The request: Copy the lines from the one containing "arrow-top-right [414,90,494,118]" up to and including the one containing "connector-top [344,184,346,272]", changing "connector" to "edge" and leaving all else as it is.
══════════════════════════════
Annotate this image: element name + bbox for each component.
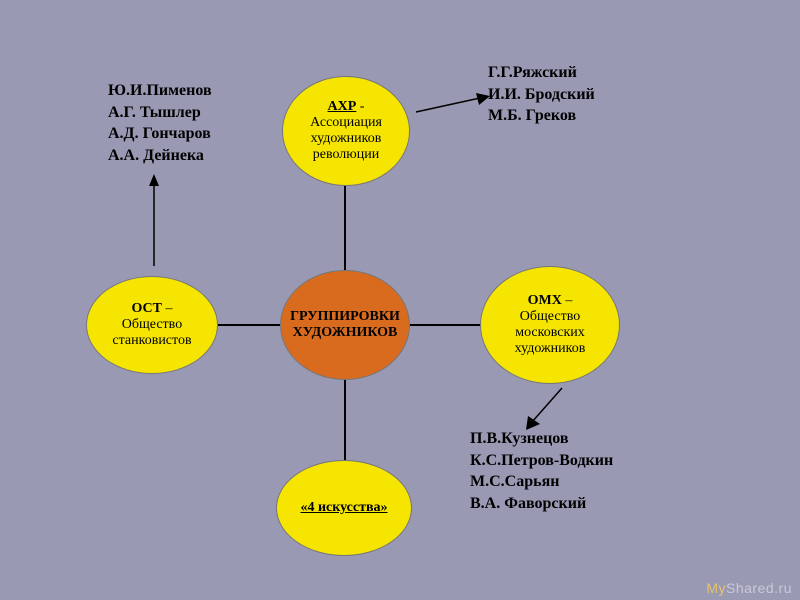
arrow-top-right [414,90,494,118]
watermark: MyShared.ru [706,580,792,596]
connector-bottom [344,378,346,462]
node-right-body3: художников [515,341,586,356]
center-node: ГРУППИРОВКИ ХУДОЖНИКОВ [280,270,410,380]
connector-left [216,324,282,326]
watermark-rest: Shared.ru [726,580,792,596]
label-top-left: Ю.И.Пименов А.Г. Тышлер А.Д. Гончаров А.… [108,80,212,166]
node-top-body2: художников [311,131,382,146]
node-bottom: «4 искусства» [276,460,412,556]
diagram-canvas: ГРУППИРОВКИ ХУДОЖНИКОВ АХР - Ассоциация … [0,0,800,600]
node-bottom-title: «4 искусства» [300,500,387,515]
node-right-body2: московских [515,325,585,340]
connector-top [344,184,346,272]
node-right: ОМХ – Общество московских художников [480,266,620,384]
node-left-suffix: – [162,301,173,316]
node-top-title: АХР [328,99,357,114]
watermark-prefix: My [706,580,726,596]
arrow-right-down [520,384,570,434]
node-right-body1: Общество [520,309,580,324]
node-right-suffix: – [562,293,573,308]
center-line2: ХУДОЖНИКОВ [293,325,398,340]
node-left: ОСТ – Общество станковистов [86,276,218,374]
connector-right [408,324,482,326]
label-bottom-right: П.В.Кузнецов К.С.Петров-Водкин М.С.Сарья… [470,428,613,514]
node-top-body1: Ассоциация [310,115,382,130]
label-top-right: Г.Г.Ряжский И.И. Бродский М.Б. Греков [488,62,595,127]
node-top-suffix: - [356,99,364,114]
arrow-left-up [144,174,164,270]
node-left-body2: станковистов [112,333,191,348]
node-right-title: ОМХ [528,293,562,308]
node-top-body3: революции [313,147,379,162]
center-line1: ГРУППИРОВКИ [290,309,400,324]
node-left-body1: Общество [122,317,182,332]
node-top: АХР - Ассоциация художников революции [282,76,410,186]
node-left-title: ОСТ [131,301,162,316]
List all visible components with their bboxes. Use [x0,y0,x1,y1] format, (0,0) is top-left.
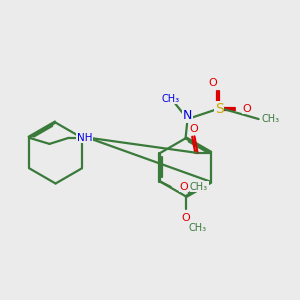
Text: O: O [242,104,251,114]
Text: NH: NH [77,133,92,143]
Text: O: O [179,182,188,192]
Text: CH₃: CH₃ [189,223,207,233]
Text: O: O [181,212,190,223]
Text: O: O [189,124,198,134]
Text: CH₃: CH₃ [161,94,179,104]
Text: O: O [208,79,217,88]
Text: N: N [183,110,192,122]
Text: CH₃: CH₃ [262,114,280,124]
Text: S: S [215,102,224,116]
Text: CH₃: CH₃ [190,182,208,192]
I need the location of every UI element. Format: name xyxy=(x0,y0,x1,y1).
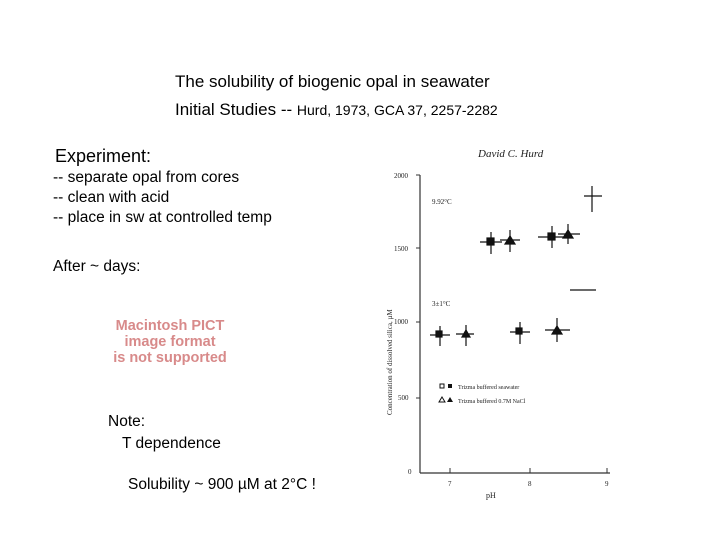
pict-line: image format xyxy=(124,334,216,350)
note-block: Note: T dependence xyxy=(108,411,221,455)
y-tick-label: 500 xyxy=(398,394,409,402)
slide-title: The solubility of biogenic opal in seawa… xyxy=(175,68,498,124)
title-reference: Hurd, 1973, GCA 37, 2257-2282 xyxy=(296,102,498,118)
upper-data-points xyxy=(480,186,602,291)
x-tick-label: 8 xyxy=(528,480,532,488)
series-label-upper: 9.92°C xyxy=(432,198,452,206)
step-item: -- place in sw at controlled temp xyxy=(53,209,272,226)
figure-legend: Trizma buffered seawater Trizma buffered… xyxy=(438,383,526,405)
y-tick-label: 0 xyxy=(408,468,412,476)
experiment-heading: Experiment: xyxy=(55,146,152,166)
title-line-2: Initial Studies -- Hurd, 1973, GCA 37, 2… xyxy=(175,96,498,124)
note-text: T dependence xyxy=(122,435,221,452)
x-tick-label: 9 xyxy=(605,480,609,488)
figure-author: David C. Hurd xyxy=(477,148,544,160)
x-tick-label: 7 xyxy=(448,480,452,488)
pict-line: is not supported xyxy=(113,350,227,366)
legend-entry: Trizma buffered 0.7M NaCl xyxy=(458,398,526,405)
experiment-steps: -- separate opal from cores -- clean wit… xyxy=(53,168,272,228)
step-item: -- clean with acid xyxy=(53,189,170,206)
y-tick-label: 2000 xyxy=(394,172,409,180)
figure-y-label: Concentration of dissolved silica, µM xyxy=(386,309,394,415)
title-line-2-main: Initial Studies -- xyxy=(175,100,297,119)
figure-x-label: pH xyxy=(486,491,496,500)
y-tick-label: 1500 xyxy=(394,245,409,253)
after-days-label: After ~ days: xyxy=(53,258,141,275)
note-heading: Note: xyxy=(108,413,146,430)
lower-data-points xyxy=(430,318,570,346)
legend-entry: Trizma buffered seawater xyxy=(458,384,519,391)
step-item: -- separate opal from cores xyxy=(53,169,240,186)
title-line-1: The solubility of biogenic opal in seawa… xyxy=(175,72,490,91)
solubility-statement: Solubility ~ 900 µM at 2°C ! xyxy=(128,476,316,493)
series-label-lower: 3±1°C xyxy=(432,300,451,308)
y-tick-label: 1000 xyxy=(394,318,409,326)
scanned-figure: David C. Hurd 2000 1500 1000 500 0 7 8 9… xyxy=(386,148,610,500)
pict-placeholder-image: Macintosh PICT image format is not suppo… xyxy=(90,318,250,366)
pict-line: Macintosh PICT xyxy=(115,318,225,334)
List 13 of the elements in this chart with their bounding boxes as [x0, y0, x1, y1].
══════════════════════════════
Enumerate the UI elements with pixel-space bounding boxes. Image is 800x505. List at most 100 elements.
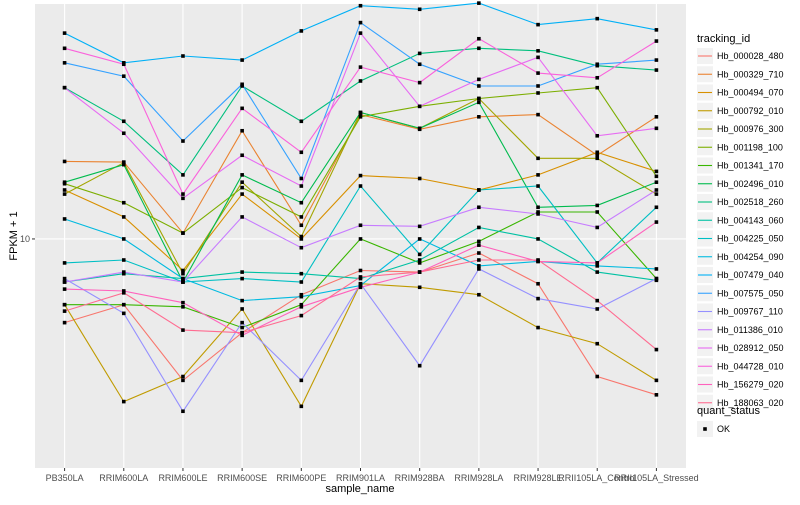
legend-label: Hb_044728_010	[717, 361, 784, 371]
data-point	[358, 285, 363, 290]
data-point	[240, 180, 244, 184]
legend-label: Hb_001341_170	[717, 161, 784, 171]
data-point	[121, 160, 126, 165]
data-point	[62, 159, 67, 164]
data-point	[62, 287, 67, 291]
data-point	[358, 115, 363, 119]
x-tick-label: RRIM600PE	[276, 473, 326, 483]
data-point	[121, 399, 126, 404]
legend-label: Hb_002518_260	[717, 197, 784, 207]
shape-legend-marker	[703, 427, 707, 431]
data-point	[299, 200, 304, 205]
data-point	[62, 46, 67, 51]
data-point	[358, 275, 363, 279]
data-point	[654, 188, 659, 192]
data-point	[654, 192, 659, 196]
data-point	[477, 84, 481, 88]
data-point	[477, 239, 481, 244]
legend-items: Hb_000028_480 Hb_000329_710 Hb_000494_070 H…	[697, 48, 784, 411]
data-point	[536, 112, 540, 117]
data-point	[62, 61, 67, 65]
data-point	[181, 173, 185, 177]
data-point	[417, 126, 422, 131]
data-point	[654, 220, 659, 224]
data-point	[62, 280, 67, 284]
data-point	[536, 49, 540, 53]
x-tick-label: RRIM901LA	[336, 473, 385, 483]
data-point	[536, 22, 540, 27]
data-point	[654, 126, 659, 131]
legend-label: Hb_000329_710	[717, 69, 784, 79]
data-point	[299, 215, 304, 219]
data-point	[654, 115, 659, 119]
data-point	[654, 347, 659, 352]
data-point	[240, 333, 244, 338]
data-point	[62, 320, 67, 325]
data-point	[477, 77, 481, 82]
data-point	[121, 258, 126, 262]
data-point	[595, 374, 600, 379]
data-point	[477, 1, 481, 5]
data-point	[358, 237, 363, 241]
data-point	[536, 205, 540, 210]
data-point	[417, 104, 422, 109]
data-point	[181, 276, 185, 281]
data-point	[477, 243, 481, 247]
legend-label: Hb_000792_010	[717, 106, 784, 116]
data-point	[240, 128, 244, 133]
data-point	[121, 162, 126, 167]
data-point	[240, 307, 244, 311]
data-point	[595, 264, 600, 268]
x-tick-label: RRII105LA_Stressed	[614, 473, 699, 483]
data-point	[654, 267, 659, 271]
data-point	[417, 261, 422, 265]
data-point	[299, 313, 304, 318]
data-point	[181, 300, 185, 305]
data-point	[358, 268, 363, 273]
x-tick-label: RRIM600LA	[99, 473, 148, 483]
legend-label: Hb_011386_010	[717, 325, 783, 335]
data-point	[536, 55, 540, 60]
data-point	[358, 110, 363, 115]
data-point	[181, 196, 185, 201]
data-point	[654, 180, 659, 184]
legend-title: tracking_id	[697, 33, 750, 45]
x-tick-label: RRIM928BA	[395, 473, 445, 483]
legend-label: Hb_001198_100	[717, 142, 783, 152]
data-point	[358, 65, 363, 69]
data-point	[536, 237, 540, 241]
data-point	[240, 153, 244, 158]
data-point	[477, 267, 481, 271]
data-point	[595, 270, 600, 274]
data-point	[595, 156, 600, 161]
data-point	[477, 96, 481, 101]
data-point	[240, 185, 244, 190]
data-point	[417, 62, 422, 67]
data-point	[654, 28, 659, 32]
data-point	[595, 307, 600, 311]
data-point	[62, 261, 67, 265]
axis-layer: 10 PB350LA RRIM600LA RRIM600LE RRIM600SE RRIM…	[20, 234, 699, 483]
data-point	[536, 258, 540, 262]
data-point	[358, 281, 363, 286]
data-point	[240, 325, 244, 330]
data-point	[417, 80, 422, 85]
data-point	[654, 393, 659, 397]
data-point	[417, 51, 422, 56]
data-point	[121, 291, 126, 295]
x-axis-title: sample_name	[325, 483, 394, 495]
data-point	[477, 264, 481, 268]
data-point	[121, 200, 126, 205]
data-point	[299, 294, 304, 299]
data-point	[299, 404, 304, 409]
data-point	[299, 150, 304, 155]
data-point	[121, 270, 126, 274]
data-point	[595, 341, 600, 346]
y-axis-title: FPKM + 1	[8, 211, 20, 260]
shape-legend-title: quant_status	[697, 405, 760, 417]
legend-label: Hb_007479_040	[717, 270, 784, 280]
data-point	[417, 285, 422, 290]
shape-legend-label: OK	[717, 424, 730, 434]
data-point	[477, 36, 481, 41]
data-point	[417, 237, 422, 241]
══════════════════════════════
The reply:
arrow-top-right [414,90,494,118]
watermark: MyShared.ru [706,580,792,596]
edge-bottom [344,378,346,462]
node-right-body3: художников [515,341,586,356]
center-node: ГРУППИРОВКИ ХУДОЖНИКОВ [280,270,410,380]
edge-left [216,324,282,326]
watermark-rest: Shared.ru [726,580,792,596]
label-top-left: Ю.И.Пименов А.Г. Тышлер А.Д. Гончаров А.… [108,80,212,166]
node-top-body2: художников [311,131,382,146]
node-bottom: «4 искусства» [276,460,412,556]
diagram-canvas: ГРУППИРОВКИ ХУДОЖНИКОВ АХР - Ассоциация … [0,0,800,600]
node-bottom-title: «4 искусства» [300,500,387,515]
node-right-body2: московских [515,325,585,340]
edge-top [344,184,346,272]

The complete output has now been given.